# Goal
Reproduce the data exactly.

# Excerpted records
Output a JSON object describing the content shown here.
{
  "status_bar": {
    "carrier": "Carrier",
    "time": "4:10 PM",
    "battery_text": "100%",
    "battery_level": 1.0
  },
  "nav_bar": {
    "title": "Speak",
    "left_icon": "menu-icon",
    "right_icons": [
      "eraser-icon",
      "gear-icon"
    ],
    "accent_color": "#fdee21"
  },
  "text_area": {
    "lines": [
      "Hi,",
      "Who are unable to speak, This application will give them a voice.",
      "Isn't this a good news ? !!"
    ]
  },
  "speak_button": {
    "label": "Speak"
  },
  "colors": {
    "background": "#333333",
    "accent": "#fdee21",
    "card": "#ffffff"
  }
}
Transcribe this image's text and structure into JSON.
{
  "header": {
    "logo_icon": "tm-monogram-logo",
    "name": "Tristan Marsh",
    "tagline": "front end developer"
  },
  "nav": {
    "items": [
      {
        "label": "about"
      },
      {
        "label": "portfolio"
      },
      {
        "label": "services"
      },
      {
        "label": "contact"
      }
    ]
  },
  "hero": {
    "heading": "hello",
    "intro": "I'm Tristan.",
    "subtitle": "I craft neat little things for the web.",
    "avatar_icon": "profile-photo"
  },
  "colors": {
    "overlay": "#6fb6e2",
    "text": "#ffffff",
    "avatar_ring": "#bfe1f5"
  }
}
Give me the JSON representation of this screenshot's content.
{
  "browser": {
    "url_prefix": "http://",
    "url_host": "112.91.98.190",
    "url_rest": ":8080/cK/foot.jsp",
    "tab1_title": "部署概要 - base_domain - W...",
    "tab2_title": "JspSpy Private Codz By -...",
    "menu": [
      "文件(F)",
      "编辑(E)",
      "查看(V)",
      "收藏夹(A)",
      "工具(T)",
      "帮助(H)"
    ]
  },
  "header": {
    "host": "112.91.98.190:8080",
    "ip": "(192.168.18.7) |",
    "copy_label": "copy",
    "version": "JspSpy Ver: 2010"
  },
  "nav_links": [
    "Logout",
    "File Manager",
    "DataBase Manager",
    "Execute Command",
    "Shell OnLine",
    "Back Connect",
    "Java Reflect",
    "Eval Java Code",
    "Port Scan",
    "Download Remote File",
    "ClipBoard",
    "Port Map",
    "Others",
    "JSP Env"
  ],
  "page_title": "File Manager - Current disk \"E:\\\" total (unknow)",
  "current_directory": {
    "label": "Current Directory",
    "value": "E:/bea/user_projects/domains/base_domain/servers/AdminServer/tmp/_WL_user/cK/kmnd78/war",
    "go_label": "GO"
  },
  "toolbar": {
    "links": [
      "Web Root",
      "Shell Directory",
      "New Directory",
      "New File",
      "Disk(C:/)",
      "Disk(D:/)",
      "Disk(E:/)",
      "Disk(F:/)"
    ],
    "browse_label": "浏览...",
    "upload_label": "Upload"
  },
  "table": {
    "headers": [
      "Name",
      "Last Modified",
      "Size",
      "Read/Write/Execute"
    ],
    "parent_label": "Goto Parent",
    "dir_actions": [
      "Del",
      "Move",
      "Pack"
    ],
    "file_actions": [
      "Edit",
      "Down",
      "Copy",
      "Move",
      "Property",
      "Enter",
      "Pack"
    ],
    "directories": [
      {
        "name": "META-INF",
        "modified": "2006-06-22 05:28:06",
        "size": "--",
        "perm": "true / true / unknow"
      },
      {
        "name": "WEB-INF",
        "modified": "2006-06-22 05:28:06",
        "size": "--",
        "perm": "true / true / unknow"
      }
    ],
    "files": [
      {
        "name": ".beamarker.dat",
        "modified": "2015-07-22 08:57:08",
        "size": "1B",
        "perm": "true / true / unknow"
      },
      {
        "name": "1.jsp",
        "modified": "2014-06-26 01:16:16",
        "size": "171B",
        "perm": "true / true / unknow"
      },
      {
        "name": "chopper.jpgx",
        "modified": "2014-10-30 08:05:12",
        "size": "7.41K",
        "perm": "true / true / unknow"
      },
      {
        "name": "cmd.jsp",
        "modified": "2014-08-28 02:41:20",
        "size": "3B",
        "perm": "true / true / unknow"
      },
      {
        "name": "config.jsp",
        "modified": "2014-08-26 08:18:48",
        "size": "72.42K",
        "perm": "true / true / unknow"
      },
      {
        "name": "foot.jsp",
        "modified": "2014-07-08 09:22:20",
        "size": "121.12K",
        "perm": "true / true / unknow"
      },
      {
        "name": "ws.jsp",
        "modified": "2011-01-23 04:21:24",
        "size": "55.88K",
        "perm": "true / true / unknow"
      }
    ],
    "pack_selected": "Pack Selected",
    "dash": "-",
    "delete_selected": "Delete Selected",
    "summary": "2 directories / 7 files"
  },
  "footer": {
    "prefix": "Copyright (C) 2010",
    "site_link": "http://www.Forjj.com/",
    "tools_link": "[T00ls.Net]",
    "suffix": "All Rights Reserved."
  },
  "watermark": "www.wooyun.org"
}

# Output for this task
Output a JSON object describing the content shown here.
{
  "status_bar": {
    "carrier": "Carrier",
    "time": "4:10 PM",
    "battery_text": "100%",
    "battery_level": 1.0
  },
  "nav_bar": {
    "title": "Speak",
    "left_icon": "menu-icon",
    "right_icons": [
      "eraser-icon",
      "gear-icon"
    ],
    "accent_color": "#fdee21"
  },
  "text_area": {
    "lines": [
      "Hi,",
      "Who are unable to speak, This application will give them a voice.",
      "Isn't this a good news ? !!"
    ]
  },
  "speak_button": {
    "label": "Speak"
  },
  "colors": {
    "background": "#333333",
    "accent": "#fdee21",
    "card": "#ffffff"
  }
}
Transcribe this image's text and structure into JSON.
{
  "header": {
    "logo_icon": "tm-monogram-logo",
    "name": "Tristan Marsh",
    "tagline": "front end developer"
  },
  "nav": {
    "items": [
      {
        "label": "about"
      },
      {
        "label": "portfolio"
      },
      {
        "label": "services"
      },
      {
        "label": "contact"
      }
    ]
  },
  "hero": {
    "heading": "hello",
    "intro": "I'm Tristan.",
    "subtitle": "I craft neat little things for the web.",
    "avatar_icon": "profile-photo"
  },
  "colors": {
    "overlay": "#6fb6e2",
    "text": "#ffffff",
    "avatar_ring": "#bfe1f5"
  }
}
Give me the JSON representation of this screenshot's content.
{
  "browser": {
    "url_prefix": "http://",
    "url_host": "112.91.98.190",
    "url_rest": ":8080/cK/foot.jsp",
    "tab1_title": "部署概要 - base_domain - W...",
    "tab2_title": "JspSpy Private Codz By -...",
    "menu": [
      "文件(F)",
      "编辑(E)",
      "查看(V)",
      "收藏夹(A)",
      "工具(T)",
      "帮助(H)"
    ]
  },
  "header": {
    "host": "112.91.98.190:8080",
    "ip": "(192.168.18.7) |",
    "copy_label": "copy",
    "version": "JspSpy Ver: 2010"
  },
  "nav_links": [
    "Logout",
    "File Manager",
    "DataBase Manager",
    "Execute Command",
    "Shell OnLine",
    "Back Connect",
    "Java Reflect",
    "Eval Java Code",
    "Port Scan",
    "Download Remote File",
    "ClipBoard",
    "Port Map",
    "Others",
    "JSP Env"
  ],
  "page_title": "File Manager - Current disk \"E:\\\" total (unknow)",
  "current_directory": {
    "label": "Current Directory",
    "value": "E:/bea/user_projects/domains/base_domain/servers/AdminServer/tmp/_WL_user/cK/kmnd78/war",
    "go_label": "GO"
  },
  "toolbar": {
    "links": [
      "Web Root",
      "Shell Directory",
      "New Directory",
      "New File",
      "Disk(C:/)",
      "Disk(D:/)",
      "Disk(E:/)",
      "Disk(F:/)"
    ],
    "browse_label": "浏览...",
    "upload_label": "Upload"
  },
  "table": {
    "headers": [
      "Name",
      "Last Modified",
      "Size",
      "Read/Write/Execute"
    ],
    "parent_label": "Goto Parent",
    "dir_actions": [
      "Del",
      "Move",
      "Pack"
    ],
    "file_actions": [
      "Edit",
      "Down",
      "Copy",
      "Move",
      "Property",
      "Enter",
      "Pack"
    ],
    "directories": [
      {
        "name": "META-INF",
        "modified": "2006-06-22 05:28:06",
        "size": "--",
        "perm": "true / true / unknow"
      },
      {
        "name": "WEB-INF",
        "modified": "2006-06-22 05:28:06",
        "size": "--",
        "perm": "true / true / unknow"
      }
    ],
    "files": [
      {
        "name": ".beamarker.dat",
        "modified": "2015-07-22 08:57:08",
        "size": "1B",
        "perm": "true / true / unknow"
      },
      {
        "name": "1.jsp",
        "modified": "2014-06-26 01:16:16",
        "size": "171B",
        "perm": "true / true / unknow"
      },
      {
        "name": "chopper.jpgx",
        "modified": "2014-10-30 08:05:12",
        "size": "7.41K",
        "perm": "true / true / unknow"
      },
      {
        "name": "cmd.jsp",
        "modified": "2014-08-28 02:41:20",
        "size": "3B",
        "perm": "true / true / unknow"
      },
      {
        "name": "config.jsp",
        "modified": "2014-08-26 08:18:48",
        "size": "72.42K",
        "perm": "true / true / unknow"
      },
      {
        "name": "foot.jsp",
        "modified": "2014-07-08 09:22:20",
        "size": "121.12K",
        "perm": "true / true / unknow"
      },
      {
        "name": "ws.jsp",
        "modified": "2011-01-23 04:21:24",
        "size": "55.88K",
        "perm": "true / true / unknow"
      }
    ],
    "pack_selected": "Pack Selected",
    "dash": "-",
    "delete_selected": "Delete Selected",
    "summary": "2 directories / 7 files"
  },
  "footer": {
    "prefix": "Copyright (C) 2010",
    "site_link": "http://www.Forjj.com/",
    "tools_link": "[T00ls.Net]",
    "suffix": "All Rights Reserved."
  },
  "watermark": "www.wooyun.org"
}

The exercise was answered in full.